What is being asked:
Copy the listing verbatim, excluding any images found in it.

Supplied information:

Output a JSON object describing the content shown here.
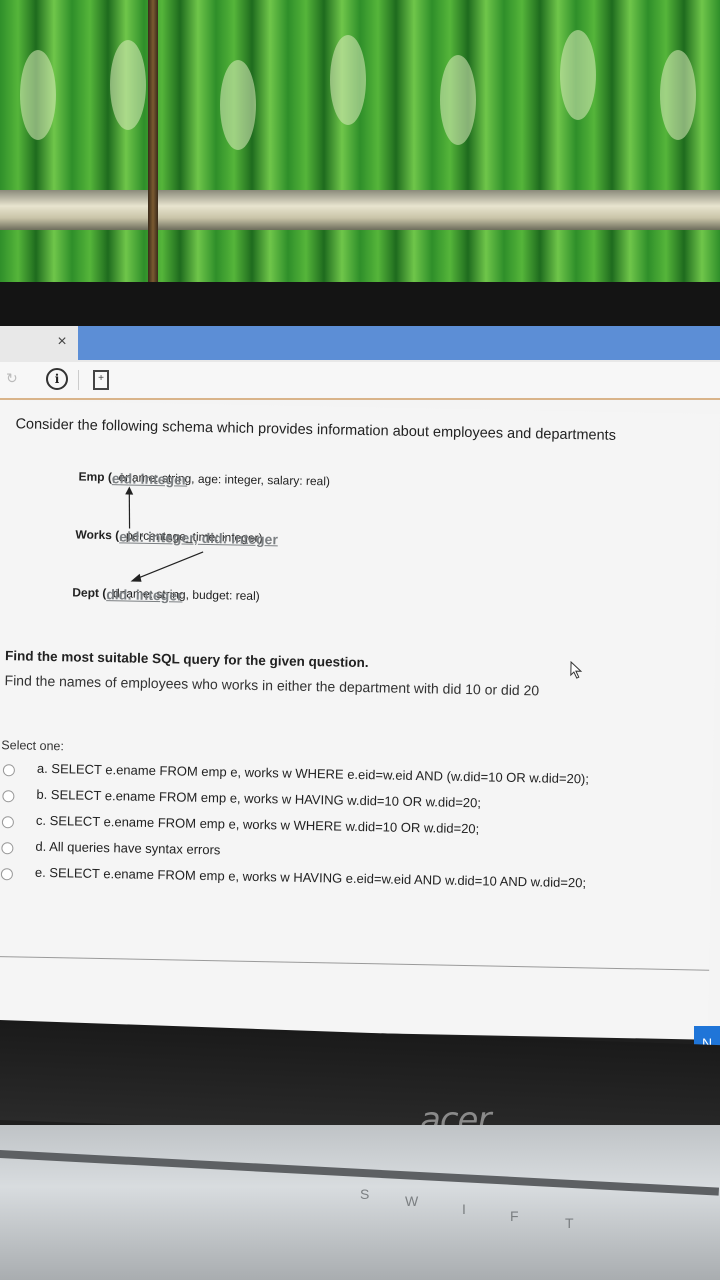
{
  "browser": {
    "tab_close": "×",
    "info_icon_glyph": "i",
    "page_icon_glyph": "+"
  },
  "question": {
    "intro": "Consider the following schema which provides information about employees and departments",
    "schema": [
      {
        "name": "Emp",
        "key": "eid: integer",
        "rest": ", ename: string, age: integer, salary: real)"
      },
      {
        "name": "Works",
        "key": "eid: integer, did: integer",
        "rest": ", percentage_time: integer)"
      },
      {
        "name": "Dept",
        "key": "did: integer",
        "rest": ", dname: string, budget: real)"
      }
    ],
    "title": "Find the most suitable SQL query for the given question.",
    "text": "Find the names of employees who works in either the department with did 10 or did 20",
    "select_label": "Select one:",
    "options": [
      "a. SELECT e.ename FROM emp e, works w WHERE e.eid=w.eid AND (w.did=10 OR w.did=20);",
      "b. SELECT e.ename FROM emp e, works w HAVING w.did=10 OR w.did=20;",
      "c. SELECT e.ename FROM emp e, works w WHERE w.did=10 OR w.did=20;",
      "d. All queries have syntax errors",
      "e. SELECT e.ename FROM emp e, works w HAVING e.eid=w.eid AND w.did=10 AND w.did=20;"
    ]
  },
  "next_button": "N",
  "laptop": {
    "brand": "acer",
    "keys": [
      "S",
      "W",
      "I",
      "F",
      "T"
    ]
  },
  "colors": {
    "accent": "#5c8ed6",
    "next_button": "#1f75d8"
  }
}
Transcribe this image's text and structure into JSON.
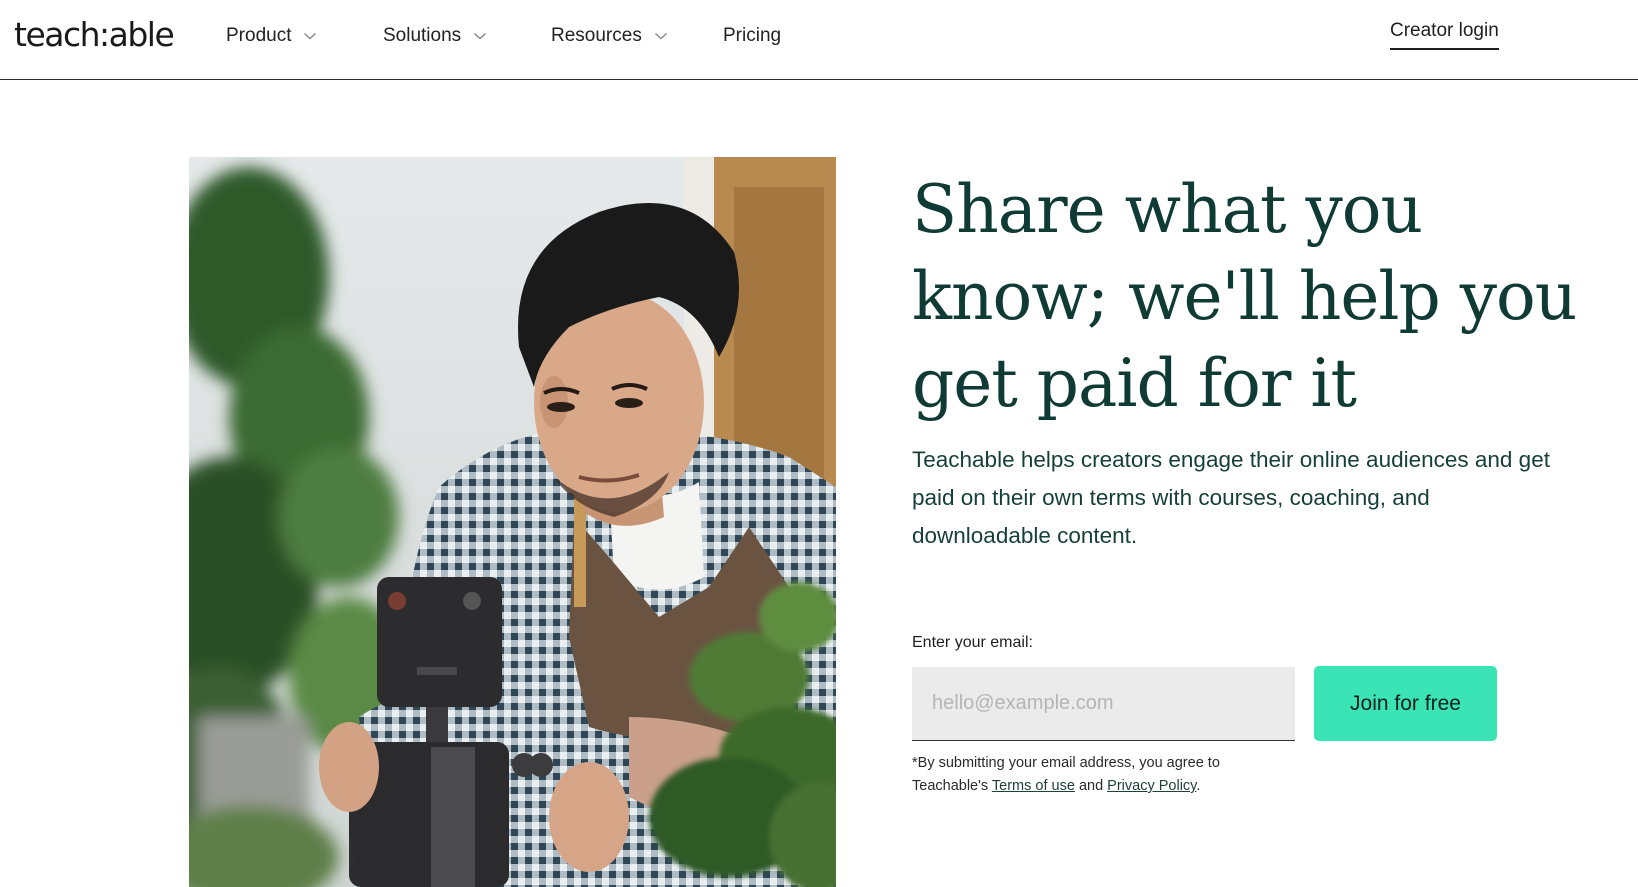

Solution to this task:
Output a JSON object describing the content shown here.
{
  "browser": {
    "tab_close": "×",
    "info_icon_glyph": "i",
    "page_icon_glyph": "+"
  },
  "question": {
    "intro": "Consider the following schema which provides information about employees and departments",
    "schema": [
      {
        "name": "Emp",
        "key": "eid: integer",
        "rest": ", ename: string, age: integer, salary: real)"
      },
      {
        "name": "Works",
        "key": "eid: integer, did: integer",
        "rest": ", percentage_time: integer)"
      },
      {
        "name": "Dept",
        "key": "did: integer",
        "rest": ", dname: string, budget: real)"
      }
    ],
    "title": "Find the most suitable SQL query for the given question.",
    "text": "Find the names of employees who works in either the department with did 10 or did 20",
    "select_label": "Select one:",
    "options": [
      "a. SELECT e.ename FROM emp e, works w WHERE e.eid=w.eid AND (w.did=10 OR w.did=20);",
      "b. SELECT e.ename FROM emp e, works w HAVING w.did=10 OR w.did=20;",
      "c. SELECT e.ename FROM emp e, works w WHERE w.did=10 OR w.did=20;",
      "d. All queries have syntax errors",
      "e. SELECT e.ename FROM emp e, works w HAVING e.eid=w.eid AND w.did=10 AND w.did=20;"
    ]
  },
  "next_button": "N",
  "laptop": {
    "brand": "acer",
    "keys": [
      "S",
      "W",
      "I",
      "F",
      "T"
    ]
  },
  "colors": {
    "accent": "#5c8ed6",
    "next_button": "#1f75d8"
  }
}
Transcribe this image's text and structure into JSON.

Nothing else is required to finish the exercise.